--- start of Material ---
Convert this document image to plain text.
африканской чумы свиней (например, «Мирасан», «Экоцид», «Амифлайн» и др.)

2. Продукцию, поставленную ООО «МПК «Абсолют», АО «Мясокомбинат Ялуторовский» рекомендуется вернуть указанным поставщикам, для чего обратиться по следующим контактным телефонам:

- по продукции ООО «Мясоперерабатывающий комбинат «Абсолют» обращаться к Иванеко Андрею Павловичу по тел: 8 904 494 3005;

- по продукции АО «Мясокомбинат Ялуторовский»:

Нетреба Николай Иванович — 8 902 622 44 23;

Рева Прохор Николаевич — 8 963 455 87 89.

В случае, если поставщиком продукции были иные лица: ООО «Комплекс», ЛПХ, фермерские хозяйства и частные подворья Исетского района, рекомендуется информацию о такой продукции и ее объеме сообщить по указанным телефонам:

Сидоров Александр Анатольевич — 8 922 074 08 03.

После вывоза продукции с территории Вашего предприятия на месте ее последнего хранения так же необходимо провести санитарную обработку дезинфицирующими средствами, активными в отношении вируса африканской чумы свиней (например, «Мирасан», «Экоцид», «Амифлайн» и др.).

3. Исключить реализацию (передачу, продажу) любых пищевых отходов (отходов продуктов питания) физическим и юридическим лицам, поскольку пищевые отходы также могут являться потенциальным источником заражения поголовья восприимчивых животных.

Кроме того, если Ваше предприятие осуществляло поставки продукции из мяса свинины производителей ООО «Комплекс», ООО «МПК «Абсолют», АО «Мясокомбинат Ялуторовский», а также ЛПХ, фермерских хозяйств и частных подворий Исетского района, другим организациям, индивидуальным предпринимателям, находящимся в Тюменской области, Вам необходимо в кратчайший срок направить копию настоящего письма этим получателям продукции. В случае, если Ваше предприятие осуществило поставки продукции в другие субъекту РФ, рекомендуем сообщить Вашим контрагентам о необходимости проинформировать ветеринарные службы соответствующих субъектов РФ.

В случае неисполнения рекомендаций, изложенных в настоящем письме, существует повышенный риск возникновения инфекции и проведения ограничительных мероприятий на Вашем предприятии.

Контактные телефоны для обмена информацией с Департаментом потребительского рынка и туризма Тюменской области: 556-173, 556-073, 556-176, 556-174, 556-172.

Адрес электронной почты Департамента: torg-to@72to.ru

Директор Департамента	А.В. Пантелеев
--- end of Material ---
--- start of Material ---
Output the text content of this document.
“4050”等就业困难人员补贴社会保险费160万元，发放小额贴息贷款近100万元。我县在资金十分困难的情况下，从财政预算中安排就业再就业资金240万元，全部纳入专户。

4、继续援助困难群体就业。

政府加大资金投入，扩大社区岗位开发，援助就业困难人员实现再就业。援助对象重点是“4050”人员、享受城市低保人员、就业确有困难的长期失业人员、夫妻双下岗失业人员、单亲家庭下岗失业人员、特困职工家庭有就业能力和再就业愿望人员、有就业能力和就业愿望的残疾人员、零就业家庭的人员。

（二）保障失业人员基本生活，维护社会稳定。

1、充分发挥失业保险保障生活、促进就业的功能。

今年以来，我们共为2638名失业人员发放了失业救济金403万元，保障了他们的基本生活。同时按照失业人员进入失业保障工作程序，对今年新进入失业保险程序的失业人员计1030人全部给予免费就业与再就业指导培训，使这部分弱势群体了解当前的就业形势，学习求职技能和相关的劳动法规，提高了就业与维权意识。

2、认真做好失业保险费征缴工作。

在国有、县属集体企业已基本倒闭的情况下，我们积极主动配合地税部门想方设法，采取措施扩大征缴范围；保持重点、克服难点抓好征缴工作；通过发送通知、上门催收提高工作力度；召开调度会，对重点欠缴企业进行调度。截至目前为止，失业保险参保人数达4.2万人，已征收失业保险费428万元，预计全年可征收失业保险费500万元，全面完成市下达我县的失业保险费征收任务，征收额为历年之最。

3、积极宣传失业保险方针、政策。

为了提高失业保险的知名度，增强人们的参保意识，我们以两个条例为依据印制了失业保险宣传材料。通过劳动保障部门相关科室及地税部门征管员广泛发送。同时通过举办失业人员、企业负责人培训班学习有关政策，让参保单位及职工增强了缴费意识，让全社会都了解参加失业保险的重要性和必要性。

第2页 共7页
--- end of Material ---
Your task:
Filter the entries down to the lines with the word "свиней" in them.

Written response:
африканской чумы свиней (например, «Мирасан», «Экоцид», «Амифлайн» и др.)
После вывоза продукции с территории Вашего предприятия на месте ее последнего хранения так же необходимо провести санитарную обработку дезинфицирующими средствами, активными в отношении вируса африканской чумы свиней (например, «Мирасан», «Экоцид», «Амифлайн» и др.).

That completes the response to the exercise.